To do - Search the data below for the word "القضاء" and copy each line that holds it.

Stored records -
________________

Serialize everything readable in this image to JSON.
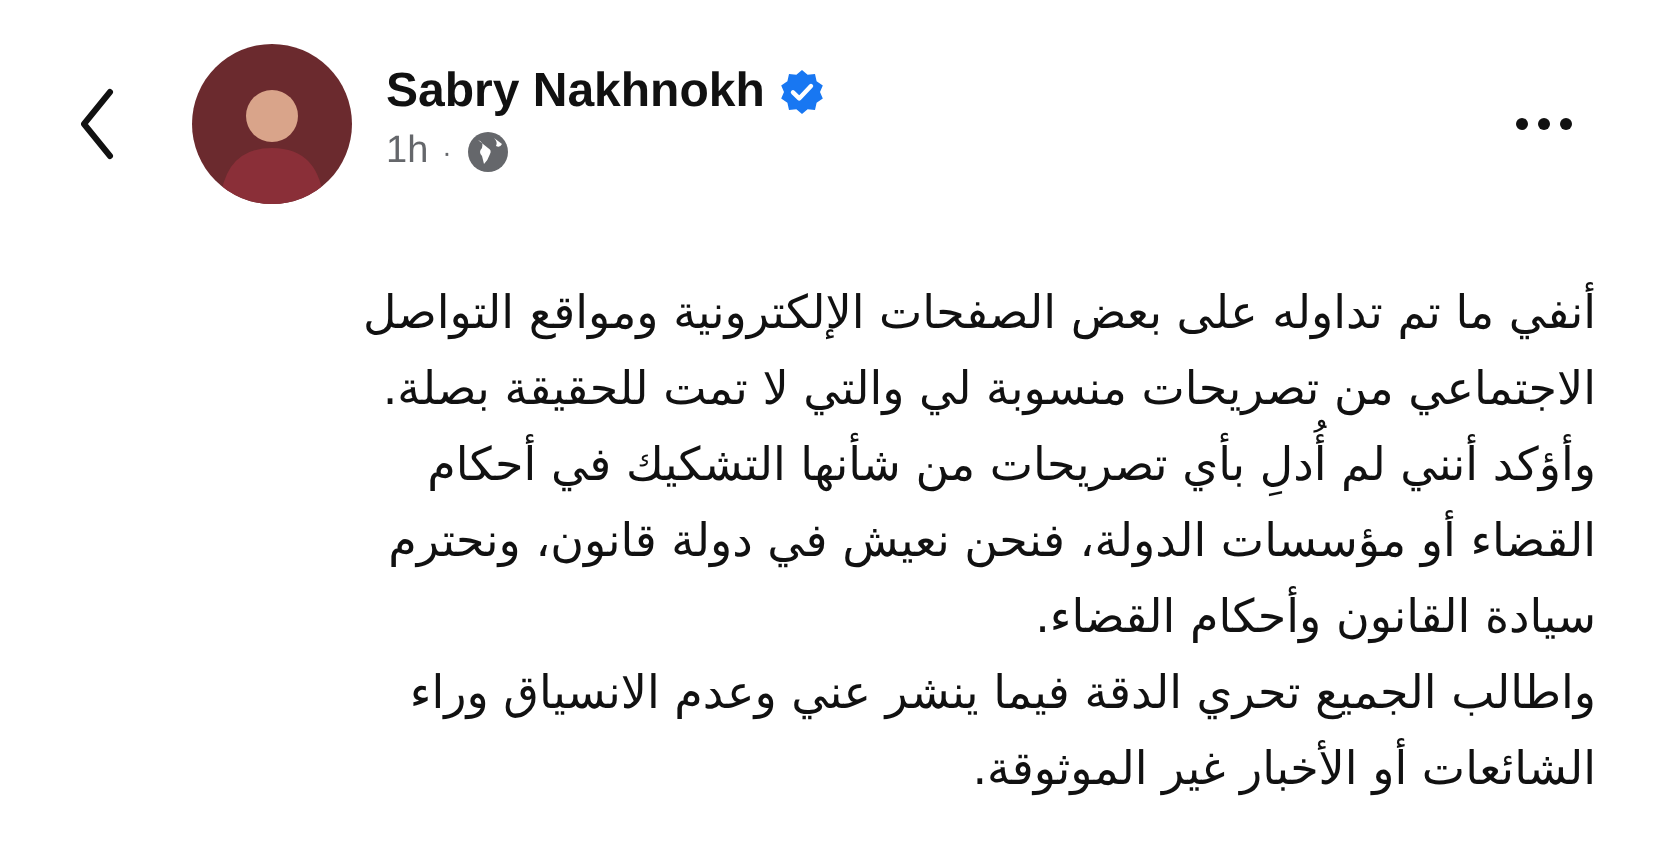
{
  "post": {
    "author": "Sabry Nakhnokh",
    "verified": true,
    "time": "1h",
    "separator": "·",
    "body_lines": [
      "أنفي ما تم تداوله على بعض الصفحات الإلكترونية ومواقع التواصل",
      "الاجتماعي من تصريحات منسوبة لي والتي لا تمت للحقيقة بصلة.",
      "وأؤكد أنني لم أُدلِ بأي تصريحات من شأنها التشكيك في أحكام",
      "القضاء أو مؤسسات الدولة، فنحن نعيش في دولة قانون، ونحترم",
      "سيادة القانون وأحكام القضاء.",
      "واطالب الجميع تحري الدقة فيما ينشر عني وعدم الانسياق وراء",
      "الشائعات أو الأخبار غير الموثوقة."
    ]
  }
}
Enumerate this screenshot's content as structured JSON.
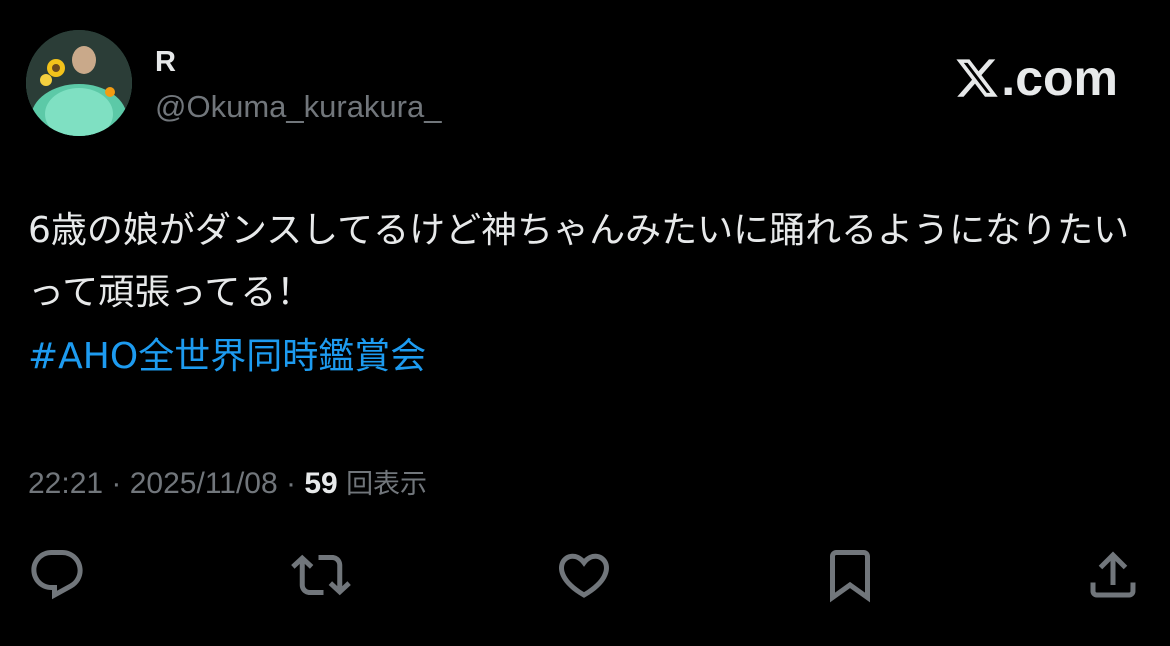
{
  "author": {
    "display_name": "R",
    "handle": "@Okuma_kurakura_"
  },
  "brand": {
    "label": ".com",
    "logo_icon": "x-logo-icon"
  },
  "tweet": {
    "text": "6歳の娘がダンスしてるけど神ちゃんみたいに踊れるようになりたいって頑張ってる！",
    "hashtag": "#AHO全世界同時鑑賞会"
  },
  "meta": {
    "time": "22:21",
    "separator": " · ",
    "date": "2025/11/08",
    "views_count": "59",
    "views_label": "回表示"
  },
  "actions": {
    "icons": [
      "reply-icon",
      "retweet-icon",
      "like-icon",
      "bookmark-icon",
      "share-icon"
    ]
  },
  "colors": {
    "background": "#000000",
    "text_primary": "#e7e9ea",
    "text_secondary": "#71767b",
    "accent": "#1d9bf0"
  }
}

________________

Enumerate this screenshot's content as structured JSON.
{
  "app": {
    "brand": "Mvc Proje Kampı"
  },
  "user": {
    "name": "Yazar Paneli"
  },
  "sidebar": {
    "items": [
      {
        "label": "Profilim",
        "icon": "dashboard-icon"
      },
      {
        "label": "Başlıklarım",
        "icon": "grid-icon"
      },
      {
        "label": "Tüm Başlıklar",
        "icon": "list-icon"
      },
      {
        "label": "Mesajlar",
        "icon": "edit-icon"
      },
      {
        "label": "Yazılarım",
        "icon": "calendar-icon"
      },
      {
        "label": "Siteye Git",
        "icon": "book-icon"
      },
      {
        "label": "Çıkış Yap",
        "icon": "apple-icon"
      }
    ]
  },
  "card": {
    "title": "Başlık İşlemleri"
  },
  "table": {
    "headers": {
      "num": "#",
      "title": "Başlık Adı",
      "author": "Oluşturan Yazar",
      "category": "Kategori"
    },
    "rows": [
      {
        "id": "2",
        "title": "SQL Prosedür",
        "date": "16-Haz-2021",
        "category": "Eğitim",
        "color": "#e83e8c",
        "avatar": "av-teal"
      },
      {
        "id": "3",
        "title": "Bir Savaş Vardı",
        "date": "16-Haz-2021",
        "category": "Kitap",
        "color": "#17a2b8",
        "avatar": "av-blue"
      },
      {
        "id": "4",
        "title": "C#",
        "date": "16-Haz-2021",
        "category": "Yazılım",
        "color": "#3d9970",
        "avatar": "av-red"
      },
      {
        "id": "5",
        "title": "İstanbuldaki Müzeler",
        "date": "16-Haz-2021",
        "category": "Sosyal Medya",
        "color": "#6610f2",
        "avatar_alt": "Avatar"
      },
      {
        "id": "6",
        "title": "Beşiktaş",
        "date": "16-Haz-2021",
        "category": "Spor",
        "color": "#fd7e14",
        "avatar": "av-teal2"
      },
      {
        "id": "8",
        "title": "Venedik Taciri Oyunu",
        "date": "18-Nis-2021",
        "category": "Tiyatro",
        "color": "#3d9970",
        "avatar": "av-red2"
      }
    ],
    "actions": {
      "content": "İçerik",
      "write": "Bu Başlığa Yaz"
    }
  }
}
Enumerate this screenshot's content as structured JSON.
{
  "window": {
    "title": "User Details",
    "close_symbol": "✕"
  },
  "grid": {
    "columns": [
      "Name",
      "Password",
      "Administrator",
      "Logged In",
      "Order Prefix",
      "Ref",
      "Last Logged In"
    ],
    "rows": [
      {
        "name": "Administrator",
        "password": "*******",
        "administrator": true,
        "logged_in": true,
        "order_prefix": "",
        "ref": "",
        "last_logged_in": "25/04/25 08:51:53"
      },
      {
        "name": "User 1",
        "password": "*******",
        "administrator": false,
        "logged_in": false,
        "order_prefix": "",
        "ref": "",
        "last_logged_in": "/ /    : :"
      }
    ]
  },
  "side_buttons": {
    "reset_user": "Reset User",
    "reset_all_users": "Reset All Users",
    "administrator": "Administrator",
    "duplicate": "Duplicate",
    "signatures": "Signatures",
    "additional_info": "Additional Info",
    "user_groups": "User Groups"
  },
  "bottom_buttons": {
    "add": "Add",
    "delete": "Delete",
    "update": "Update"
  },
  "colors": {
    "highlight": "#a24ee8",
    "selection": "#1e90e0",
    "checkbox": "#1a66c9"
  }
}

________________

Correct answer -
      "القضاء أو مؤسسات الدولة، فنحن نعيش في دولة قانون، ونحترم",
      "سيادة القانون وأحكام القضاء.",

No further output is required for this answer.